Print every entry exactly as written.

Data records:
<<<<
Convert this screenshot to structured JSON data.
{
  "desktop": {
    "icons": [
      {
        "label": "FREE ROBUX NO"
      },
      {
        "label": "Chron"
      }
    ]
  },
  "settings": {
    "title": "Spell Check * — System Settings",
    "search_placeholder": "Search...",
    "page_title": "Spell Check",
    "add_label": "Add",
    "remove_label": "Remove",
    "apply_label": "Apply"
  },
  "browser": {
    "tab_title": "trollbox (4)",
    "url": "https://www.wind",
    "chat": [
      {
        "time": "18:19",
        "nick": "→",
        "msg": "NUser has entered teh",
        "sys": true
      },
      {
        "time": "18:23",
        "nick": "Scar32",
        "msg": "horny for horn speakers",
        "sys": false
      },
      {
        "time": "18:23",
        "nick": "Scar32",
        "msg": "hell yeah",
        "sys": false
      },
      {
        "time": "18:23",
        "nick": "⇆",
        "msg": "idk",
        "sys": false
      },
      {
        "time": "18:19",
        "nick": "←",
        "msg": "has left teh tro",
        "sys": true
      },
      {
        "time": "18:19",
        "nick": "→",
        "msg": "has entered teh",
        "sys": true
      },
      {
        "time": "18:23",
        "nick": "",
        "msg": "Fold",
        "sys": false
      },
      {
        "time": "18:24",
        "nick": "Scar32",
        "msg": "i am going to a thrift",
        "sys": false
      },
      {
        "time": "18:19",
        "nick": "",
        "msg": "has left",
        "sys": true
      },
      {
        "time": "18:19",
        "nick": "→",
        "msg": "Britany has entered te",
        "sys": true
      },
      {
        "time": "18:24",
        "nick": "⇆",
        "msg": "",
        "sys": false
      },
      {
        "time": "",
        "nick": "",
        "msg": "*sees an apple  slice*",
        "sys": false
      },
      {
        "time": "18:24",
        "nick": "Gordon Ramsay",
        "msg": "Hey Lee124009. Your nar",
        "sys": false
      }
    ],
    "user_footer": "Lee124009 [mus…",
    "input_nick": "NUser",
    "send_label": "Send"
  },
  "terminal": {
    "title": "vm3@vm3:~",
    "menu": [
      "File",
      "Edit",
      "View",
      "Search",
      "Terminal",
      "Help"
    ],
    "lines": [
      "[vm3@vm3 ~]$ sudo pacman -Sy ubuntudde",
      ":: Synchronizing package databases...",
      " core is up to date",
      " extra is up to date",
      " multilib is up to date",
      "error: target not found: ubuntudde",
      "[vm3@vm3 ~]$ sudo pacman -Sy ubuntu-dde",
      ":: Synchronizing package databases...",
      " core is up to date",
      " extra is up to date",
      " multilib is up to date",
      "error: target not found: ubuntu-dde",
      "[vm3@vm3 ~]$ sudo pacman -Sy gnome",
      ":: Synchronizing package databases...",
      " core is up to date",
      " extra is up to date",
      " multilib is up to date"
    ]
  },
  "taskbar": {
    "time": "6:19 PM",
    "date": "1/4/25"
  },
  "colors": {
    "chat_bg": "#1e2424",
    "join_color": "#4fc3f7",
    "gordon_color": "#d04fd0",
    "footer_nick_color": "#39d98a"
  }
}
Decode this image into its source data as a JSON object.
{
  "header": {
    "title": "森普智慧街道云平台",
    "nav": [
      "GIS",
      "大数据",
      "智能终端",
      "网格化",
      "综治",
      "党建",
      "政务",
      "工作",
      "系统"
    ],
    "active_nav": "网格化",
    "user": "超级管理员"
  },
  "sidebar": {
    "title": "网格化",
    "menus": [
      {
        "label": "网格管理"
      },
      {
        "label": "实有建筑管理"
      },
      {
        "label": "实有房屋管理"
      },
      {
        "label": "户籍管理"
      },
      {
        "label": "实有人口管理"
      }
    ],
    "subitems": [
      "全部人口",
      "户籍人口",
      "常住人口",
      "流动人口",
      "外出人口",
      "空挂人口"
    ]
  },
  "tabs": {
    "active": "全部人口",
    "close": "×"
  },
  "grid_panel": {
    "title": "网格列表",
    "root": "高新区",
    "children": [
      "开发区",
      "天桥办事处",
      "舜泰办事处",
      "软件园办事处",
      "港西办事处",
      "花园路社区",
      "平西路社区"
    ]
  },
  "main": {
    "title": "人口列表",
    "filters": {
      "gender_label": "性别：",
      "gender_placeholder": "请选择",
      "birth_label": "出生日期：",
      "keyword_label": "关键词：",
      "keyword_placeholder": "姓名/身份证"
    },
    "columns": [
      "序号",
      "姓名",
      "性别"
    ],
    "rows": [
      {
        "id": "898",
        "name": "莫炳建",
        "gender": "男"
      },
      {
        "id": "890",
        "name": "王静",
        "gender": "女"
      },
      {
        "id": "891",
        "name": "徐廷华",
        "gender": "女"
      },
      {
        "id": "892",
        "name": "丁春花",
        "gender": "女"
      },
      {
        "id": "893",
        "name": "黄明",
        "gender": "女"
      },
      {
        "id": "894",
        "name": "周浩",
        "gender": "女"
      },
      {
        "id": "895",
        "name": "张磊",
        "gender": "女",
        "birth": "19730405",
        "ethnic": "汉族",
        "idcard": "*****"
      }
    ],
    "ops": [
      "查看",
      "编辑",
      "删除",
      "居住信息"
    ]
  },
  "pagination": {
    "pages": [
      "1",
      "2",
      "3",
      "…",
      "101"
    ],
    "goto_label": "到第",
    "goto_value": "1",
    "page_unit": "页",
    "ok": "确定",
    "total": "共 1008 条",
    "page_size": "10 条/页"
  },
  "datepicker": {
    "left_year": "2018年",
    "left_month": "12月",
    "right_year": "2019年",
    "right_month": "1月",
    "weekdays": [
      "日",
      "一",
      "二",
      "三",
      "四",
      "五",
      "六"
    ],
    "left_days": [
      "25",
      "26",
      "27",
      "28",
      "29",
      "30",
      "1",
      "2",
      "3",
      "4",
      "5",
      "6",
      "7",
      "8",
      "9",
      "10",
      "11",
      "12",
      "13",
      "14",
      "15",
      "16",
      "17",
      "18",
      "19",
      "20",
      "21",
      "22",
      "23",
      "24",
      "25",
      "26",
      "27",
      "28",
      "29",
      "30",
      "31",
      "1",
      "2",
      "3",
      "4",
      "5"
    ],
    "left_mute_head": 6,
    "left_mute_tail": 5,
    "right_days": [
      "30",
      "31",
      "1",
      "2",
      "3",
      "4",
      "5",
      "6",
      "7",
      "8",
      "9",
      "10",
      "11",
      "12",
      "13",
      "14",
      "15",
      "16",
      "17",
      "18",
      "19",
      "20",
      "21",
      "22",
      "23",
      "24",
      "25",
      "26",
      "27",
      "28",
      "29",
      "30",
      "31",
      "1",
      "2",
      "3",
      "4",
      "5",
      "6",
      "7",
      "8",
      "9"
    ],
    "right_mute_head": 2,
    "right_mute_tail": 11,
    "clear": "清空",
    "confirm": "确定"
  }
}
>>>>
- Solution to this problem
Convert this screenshot to structured JSON data.
{
  "desktop": {
    "icons": [
      {
        "label": "FREE ROBUX NO"
      },
      {
        "label": "Chron"
      }
    ]
  },
  "settings": {
    "title": "Spell Check * — System Settings",
    "search_placeholder": "Search...",
    "page_title": "Spell Check",
    "add_label": "Add",
    "remove_label": "Remove",
    "apply_label": "Apply"
  },
  "browser": {
    "tab_title": "trollbox (4)",
    "url": "https://www.wind",
    "chat": [
      {
        "time": "18:19",
        "nick": "→",
        "msg": "NUser has entered teh",
        "sys": true
      },
      {
        "time": "18:23",
        "nick": "Scar32",
        "msg": "horny for horn speakers",
        "sys": false
      },
      {
        "time": "18:23",
        "nick": "Scar32",
        "msg": "hell yeah",
        "sys": false
      },
      {
        "time": "18:23",
        "nick": "⇆",
        "msg": "idk",
        "sys": false
      },
      {
        "time": "18:19",
        "nick": "←",
        "msg": "has left teh tro",
        "sys": true
      },
      {
        "time": "18:19",
        "nick": "→",
        "msg": "has entered teh",
        "sys": true
      },
      {
        "time": "18:23",
        "nick": "",
        "msg": "Fold",
        "sys": false
      },
      {
        "time": "18:24",
        "nick": "Scar32",
        "msg": "i am going to a thrift",
        "sys": false
      },
      {
        "time": "18:19",
        "nick": "",
        "msg": "has left",
        "sys": true
      },
      {
        "time": "18:19",
        "nick": "→",
        "msg": "Britany has entered te",
        "sys": true
      },
      {
        "time": "18:24",
        "nick": "⇆",
        "msg": "",
        "sys": false
      },
      {
        "time": "",
        "nick": "",
        "msg": "*sees an apple  slice*",
        "sys": false
      },
      {
        "time": "18:24",
        "nick": "Gordon Ramsay",
        "msg": "Hey Lee124009. Your nar",
        "sys": false
      }
    ],
    "user_footer": "Lee124009 [mus…",
    "input_nick": "NUser",
    "send_label": "Send"
  },
  "terminal": {
    "title": "vm3@vm3:~",
    "menu": [
      "File",
      "Edit",
      "View",
      "Search",
      "Terminal",
      "Help"
    ],
    "lines": [
      "[vm3@vm3 ~]$ sudo pacman -Sy ubuntudde",
      ":: Synchronizing package databases...",
      " core is up to date",
      " extra is up to date",
      " multilib is up to date",
      "error: target not found: ubuntudde",
      "[vm3@vm3 ~]$ sudo pacman -Sy ubuntu-dde",
      ":: Synchronizing package databases...",
      " core is up to date",
      " extra is up to date",
      " multilib is up to date",
      "error: target not found: ubuntu-dde",
      "[vm3@vm3 ~]$ sudo pacman -Sy gnome",
      ":: Synchronizing package databases...",
      " core is up to date",
      " extra is up to date",
      " multilib is up to date"
    ]
  },
  "taskbar": {
    "time": "6:19 PM",
    "date": "1/4/25"
  },
  "colors": {
    "chat_bg": "#1e2424",
    "join_color": "#4fc3f7",
    "gordon_color": "#d04fd0",
    "footer_nick_color": "#39d98a"
  }
}
Decode this image into its source data as a JSON object.
{
  "header": {
    "title": "森普智慧街道云平台",
    "nav": [
      "GIS",
      "大数据",
      "智能终端",
      "网格化",
      "综治",
      "党建",
      "政务",
      "工作",
      "系统"
    ],
    "active_nav": "网格化",
    "user": "超级管理员"
  },
  "sidebar": {
    "title": "网格化",
    "menus": [
      {
        "label": "网格管理"
      },
      {
        "label": "实有建筑管理"
      },
      {
        "label": "实有房屋管理"
      },
      {
        "label": "户籍管理"
      },
      {
        "label": "实有人口管理"
      }
    ],
    "subitems": [
      "全部人口",
      "户籍人口",
      "常住人口",
      "流动人口",
      "外出人口",
      "空挂人口"
    ]
  },
  "tabs": {
    "active": "全部人口",
    "close": "×"
  },
  "grid_panel": {
    "title": "网格列表",
    "root": "高新区",
    "children": [
      "开发区",
      "天桥办事处",
      "舜泰办事处",
      "软件园办事处",
      "港西办事处",
      "花园路社区",
      "平西路社区"
    ]
  },
  "main": {
    "title": "人口列表",
    "filters": {
      "gender_label": "性别：",
      "gender_placeholder": "请选择",
      "birth_label": "出生日期：",
      "keyword_label": "关键词：",
      "keyword_placeholder": "姓名/身份证"
    },
    "columns": [
      "序号",
      "姓名",
      "性别"
    ],
    "rows": [
      {
        "id": "898",
        "name": "莫炳建",
        "gender": "男"
      },
      {
        "id": "890",
        "name": "王静",
        "gender": "女"
      },
      {
        "id": "891",
        "name": "徐廷华",
        "gender": "女"
      },
      {
        "id": "892",
        "name": "丁春花",
        "gender": "女"
      },
      {
        "id": "893",
        "name": "黄明",
        "gender": "女"
      },
      {
        "id": "894",
        "name": "周浩",
        "gender": "女"
      },
      {
        "id": "895",
        "name": "张磊",
        "gender": "女",
        "birth": "19730405",
        "ethnic": "汉族",
        "idcard": "*****"
      }
    ],
    "ops": [
      "查看",
      "编辑",
      "删除",
      "居住信息"
    ]
  },
  "pagination": {
    "pages": [
      "1",
      "2",
      "3",
      "…",
      "101"
    ],
    "goto_label": "到第",
    "goto_value": "1",
    "page_unit": "页",
    "ok": "确定",
    "total": "共 1008 条",
    "page_size": "10 条/页"
  },
  "datepicker": {
    "left_year": "2018年",
    "left_month": "12月",
    "right_year": "2019年",
    "right_month": "1月",
    "weekdays": [
      "日",
      "一",
      "二",
      "三",
      "四",
      "五",
      "六"
    ],
    "left_days": [
      "25",
      "26",
      "27",
      "28",
      "29",
      "30",
      "1",
      "2",
      "3",
      "4",
      "5",
      "6",
      "7",
      "8",
      "9",
      "10",
      "11",
      "12",
      "13",
      "14",
      "15",
      "16",
      "17",
      "18",
      "19",
      "20",
      "21",
      "22",
      "23",
      "24",
      "25",
      "26",
      "27",
      "28",
      "29",
      "30",
      "31",
      "1",
      "2",
      "3",
      "4",
      "5"
    ],
    "left_mute_head": 6,
    "left_mute_tail": 5,
    "right_days": [
      "30",
      "31",
      "1",
      "2",
      "3",
      "4",
      "5",
      "6",
      "7",
      "8",
      "9",
      "10",
      "11",
      "12",
      "13",
      "14",
      "15",
      "16",
      "17",
      "18",
      "19",
      "20",
      "21",
      "22",
      "23",
      "24",
      "25",
      "26",
      "27",
      "28",
      "29",
      "30",
      "31",
      "1",
      "2",
      "3",
      "4",
      "5",
      "6",
      "7",
      "8",
      "9"
    ],
    "right_mute_head": 2,
    "right_mute_tail": 11,
    "clear": "清空",
    "confirm": "确定"
  }
}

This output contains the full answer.